▶ **Selected extract**
#####

Other particular laws for the periodLength function are:

  • For Day. for all p. periodLength p == 1
  • For Months. for all p. periodLength p >= 28
  • For Quarters. for all p. periodLength p >= 90
  • For Years. for all p. periodLength p >= 365

Another particular law for the periodAllDays function is:

  • For all p. (periodAllDay p) ∈ p

The last two sets of laws will be specially usefull later when talking about property testing, so keep these in mind.

After the DayPeriod type class was defined all that is missing is to create the instances of the type class for the different data types: Year, Quarter, Month and Day itself, so here is the code:

instance DayPeriod Year where
   periodFirstDay y = YearMonthDay y January 1
   periodLastDay y = YearMonthDay y December 31
   dayPeriod (YearMonthDay y _ _) = y

The YearMonthDay pattern is being used again to define that January 1st and December 31st are the the first and last days of a year, respectively. Also it's possible to know the year that a day is in with the dayPeriod function.

Now, let’s check the Quarter instance:

instance DayPeriod Quarter where
   periodFirstDay (YearQuarter y q) =
       case q of
           Q1 -> periodFirstDay $ YearMonth y January
           Q2 -> periodFirstDay $ YearMonth y April
           Q3 -> periodFirstDay $ YearMonth y July
           Q4 -> periodFirstDay $ YearMonth y October
   periodLastDay (YearQuarter y q) =
       case q of
           Q1 -> periodLastDay $ YearMonth y March
           Q2 -> periodLastDay $ YearMonth y June
           Q3 -> periodLastDay $ YearMonth y September
           Q4 -> periodLastDay $ YearMonth y Dec

This instance is defined in terms of the periodFirstDay and periodLastDay of a Month and it uses (once again) a pattern named YearMonth.

#####

▶ **Record extracts**
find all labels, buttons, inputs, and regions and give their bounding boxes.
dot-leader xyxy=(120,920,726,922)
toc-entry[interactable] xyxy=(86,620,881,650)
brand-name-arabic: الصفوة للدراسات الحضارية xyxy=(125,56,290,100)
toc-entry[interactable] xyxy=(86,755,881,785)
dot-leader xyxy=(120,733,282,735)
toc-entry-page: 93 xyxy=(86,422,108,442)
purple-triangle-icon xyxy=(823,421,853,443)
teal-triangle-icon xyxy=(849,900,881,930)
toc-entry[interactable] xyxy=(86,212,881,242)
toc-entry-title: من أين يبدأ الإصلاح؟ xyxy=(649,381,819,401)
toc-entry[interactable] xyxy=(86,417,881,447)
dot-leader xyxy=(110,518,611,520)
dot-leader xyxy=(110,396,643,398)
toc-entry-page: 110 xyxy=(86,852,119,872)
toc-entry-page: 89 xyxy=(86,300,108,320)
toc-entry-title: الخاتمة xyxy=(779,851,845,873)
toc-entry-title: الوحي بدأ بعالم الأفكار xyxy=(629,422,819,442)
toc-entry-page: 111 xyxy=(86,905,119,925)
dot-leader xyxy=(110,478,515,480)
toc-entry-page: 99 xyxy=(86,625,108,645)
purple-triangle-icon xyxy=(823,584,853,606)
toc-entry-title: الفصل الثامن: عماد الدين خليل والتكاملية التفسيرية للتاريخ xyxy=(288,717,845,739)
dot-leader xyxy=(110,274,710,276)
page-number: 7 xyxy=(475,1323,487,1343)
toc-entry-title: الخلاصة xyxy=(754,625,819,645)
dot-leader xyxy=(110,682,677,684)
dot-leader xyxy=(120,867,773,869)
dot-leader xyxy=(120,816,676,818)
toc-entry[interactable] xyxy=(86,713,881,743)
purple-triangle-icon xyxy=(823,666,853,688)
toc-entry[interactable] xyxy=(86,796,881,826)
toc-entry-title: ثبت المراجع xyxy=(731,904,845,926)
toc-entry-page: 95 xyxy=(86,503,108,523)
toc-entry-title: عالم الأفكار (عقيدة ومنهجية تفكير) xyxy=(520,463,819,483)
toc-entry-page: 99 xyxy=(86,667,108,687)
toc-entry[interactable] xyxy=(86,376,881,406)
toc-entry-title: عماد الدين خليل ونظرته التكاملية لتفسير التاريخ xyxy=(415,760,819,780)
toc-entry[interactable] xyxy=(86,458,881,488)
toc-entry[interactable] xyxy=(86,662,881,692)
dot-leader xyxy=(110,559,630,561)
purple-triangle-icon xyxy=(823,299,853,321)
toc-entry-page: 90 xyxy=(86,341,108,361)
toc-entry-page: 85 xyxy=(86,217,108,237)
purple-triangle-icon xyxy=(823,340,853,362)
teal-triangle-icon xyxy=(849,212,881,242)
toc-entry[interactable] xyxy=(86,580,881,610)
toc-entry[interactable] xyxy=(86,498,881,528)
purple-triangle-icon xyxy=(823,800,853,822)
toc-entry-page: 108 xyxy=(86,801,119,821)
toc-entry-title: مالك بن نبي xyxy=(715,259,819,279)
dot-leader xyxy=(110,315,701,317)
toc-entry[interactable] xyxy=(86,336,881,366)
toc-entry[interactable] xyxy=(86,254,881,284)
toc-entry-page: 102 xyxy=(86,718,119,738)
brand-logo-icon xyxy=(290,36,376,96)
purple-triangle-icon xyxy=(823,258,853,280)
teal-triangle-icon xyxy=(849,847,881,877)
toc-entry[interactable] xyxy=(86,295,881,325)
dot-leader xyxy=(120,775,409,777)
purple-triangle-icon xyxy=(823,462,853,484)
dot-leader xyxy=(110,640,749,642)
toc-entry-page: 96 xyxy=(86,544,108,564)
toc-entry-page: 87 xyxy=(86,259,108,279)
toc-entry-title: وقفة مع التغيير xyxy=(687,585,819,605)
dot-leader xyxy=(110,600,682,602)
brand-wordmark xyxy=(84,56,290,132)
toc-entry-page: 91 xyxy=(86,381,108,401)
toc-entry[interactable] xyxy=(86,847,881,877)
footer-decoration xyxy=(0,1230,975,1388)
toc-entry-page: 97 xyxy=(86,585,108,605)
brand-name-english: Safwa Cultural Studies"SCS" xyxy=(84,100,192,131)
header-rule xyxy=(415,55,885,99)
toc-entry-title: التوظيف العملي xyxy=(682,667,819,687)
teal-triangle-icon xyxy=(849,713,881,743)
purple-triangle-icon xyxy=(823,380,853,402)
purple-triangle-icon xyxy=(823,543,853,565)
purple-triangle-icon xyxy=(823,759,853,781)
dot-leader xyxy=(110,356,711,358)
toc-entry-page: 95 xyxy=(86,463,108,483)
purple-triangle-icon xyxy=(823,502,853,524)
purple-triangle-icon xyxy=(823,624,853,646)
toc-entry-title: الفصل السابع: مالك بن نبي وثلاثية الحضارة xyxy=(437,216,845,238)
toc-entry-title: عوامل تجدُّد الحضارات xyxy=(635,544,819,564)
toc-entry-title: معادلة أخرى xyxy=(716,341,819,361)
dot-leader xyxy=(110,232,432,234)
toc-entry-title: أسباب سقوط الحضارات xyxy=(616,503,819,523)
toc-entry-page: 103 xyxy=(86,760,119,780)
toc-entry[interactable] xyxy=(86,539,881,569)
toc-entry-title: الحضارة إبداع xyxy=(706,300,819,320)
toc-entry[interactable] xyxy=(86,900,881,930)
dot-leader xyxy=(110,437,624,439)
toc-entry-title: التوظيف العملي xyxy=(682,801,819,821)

#####

▶ **Required actions**
**A.** Answer these from the excerpt on the DayPeriod type class, one answer per line, marked to match:
(i) According to the laws for periodLength, what is the lower bound for Quarters?
(ii) In the Year instance, which days are set as the first and last days of a year?
(iii) Which pattern does the Quarter instance use?
**B.** Print the part of the DayPeriod type class excerpt running from "The last two" up to and including "the dayPeriod function.", without changing any character.
**C.** Write what comes next in the DayPeriod type class excerpt, continuing after its last sentence.

▶ **Solved tasks**
**A.**
(i) 90 (periodLength p >= 90)
(ii) January 1 and December 31
(iii) YearMonth

**B.**
The last two sets of laws will be specially usefull later when talking about property testing, so keep these in mind.

After the DayPeriod type class was defined all that is missing is to create the instances of the type class for the different data types: Year, Quarter, Month and Day itself, so here is the code:

instance DayPeriod Year where
   periodFirstDay y = YearMonthDay y January 1
   periodLastDay y = YearMonthDay y December 31
   dayPeriod (YearMonthDay y _ _) = y

The YearMonthDay pattern is being used again to define that January 1st and December 31st are the the first and last days of a year, respectively. Also it's possible to know the year that a day is in with the dayPeriod function.

**C.**
Let’s move over to the Month instance of DayPeriod:

instance DayPeriod Month where
   periodFirstDay (YearMonth y m) = YearMonthDay y m 1
   periodLastDay (YearMonth y m) = YearMonthDay y m 31 -- clips to correct day
   dayPeriod (YearMonthDay y my _) = YearMonth y my

Apparently patterns are everywhere, and why not? They are pretty useful.

And last but not least, let's review the Day instance of DayPeriod:

instance DayPeriod Day where
   periodFirstDay = id
   periodLastDay = id
   dayPeriod = id

As you could imagine, the first and last day of a day is the day itself and the period is also the same day.

Examples of some new time features

So let's see what these new features that were introduced in the contribution offers. This section will present some concrete code samples of how these new features can help you in your daily software development routine. After making the proper imports it's possible to have something like this.

  • Let's compare the first function that was presented, how to get a month's all days. Now in ghci it's possible to directly call the periodAllDays function with a Month and that will be enough:
ghci> periodAlldays (YearMonth 2021 November)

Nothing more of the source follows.